┏━━

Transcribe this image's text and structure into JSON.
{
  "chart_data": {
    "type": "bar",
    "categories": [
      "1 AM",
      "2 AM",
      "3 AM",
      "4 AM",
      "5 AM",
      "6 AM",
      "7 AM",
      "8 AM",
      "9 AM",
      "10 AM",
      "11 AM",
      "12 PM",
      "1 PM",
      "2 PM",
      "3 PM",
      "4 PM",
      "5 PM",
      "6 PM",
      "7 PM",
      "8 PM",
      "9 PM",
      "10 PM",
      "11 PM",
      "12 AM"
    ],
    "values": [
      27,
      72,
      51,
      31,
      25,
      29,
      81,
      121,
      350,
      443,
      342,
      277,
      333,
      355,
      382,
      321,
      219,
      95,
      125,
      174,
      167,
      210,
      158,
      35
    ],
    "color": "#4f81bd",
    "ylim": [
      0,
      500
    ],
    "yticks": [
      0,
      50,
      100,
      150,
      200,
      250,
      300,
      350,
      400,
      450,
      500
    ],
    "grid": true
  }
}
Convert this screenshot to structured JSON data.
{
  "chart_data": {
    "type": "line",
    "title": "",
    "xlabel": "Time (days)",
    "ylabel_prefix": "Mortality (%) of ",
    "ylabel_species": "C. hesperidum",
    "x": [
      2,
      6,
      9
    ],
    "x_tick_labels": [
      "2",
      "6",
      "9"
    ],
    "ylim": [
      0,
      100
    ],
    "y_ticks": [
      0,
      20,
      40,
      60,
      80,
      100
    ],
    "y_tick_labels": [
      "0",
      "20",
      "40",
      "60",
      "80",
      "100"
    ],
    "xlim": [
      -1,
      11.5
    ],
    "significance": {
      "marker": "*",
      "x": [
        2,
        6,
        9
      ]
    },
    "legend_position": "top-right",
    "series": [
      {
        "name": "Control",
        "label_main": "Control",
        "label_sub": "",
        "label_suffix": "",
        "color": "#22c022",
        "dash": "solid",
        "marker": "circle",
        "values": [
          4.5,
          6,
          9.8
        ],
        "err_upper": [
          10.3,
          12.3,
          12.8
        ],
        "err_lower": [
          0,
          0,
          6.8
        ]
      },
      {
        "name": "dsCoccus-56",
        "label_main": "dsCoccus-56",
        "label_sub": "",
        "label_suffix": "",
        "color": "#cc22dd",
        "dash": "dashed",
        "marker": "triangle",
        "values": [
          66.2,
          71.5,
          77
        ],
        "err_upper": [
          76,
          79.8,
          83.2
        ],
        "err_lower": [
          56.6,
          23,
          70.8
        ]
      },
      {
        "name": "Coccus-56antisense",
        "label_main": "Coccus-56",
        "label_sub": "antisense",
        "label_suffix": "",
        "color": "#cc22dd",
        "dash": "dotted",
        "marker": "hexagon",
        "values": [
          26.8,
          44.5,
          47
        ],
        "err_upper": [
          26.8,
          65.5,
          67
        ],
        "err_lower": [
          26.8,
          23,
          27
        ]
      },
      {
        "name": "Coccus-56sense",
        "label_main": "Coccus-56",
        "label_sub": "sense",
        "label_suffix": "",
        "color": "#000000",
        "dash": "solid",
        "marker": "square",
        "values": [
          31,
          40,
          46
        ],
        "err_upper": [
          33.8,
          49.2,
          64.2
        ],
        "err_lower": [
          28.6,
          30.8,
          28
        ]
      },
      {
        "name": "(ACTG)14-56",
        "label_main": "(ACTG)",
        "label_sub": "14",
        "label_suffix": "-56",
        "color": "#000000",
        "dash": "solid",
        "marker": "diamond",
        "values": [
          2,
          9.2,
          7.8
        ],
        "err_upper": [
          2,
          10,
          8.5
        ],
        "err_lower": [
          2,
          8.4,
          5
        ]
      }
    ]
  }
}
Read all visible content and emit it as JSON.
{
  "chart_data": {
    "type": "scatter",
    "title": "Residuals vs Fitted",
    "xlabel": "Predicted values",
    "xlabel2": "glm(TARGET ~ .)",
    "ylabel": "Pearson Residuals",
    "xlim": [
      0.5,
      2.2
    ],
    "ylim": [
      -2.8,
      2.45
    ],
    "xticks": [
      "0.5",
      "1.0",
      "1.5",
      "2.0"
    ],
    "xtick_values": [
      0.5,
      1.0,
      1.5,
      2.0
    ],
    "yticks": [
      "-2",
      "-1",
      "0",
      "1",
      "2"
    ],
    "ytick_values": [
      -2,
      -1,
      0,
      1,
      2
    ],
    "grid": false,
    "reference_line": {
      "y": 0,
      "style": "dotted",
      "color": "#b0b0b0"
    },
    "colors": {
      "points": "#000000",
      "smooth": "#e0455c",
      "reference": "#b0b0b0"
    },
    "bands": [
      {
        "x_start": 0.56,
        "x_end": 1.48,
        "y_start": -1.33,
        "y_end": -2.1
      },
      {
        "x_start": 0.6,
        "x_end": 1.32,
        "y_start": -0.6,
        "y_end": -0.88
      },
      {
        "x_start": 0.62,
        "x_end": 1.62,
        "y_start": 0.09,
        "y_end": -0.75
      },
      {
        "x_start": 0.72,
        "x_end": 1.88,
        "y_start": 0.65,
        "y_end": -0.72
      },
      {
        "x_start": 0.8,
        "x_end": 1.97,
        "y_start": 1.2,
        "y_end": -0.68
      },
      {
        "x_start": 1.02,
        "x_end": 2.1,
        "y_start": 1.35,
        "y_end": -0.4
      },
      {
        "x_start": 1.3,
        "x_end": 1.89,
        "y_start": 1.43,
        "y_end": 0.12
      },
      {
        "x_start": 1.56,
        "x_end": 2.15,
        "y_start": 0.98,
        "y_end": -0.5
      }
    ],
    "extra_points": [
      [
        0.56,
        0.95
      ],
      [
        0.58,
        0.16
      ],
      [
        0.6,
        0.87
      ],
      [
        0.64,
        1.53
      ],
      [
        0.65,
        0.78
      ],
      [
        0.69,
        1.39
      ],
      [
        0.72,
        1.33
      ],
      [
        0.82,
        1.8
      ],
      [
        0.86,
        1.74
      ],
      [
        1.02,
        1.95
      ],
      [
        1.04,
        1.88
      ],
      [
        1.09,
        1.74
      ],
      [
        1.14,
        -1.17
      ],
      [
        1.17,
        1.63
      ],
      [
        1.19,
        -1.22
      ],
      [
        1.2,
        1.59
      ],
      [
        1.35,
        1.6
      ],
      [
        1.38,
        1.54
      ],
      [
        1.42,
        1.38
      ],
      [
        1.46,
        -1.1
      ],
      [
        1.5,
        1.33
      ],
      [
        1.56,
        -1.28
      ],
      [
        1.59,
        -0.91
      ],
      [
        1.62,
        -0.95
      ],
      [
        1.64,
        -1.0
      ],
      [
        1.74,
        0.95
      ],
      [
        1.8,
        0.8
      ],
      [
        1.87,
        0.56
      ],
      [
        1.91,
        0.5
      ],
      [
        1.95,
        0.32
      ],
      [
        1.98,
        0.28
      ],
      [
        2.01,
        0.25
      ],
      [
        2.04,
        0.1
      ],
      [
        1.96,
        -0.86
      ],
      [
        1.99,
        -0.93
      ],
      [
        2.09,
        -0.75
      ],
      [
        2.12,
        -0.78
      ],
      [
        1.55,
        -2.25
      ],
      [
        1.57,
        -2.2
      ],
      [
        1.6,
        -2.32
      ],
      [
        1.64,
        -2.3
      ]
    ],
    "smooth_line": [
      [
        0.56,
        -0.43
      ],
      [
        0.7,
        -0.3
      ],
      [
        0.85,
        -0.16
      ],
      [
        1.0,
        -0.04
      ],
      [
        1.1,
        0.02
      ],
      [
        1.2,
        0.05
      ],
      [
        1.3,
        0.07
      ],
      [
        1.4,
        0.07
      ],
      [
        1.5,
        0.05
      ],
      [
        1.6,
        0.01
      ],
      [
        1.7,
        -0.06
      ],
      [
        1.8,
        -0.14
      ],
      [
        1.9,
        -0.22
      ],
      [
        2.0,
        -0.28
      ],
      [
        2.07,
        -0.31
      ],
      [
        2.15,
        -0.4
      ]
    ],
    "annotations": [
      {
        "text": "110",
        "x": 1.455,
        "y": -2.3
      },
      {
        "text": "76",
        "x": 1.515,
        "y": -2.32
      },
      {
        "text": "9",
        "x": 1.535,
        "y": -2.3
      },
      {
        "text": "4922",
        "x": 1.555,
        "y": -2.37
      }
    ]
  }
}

┗━━

Stated task:
List each line in the listing that contains the string "Residuals".

Exercise solution:
    "title": "Residuals vs Fitted",
    "ylabel": "Pearson Residuals",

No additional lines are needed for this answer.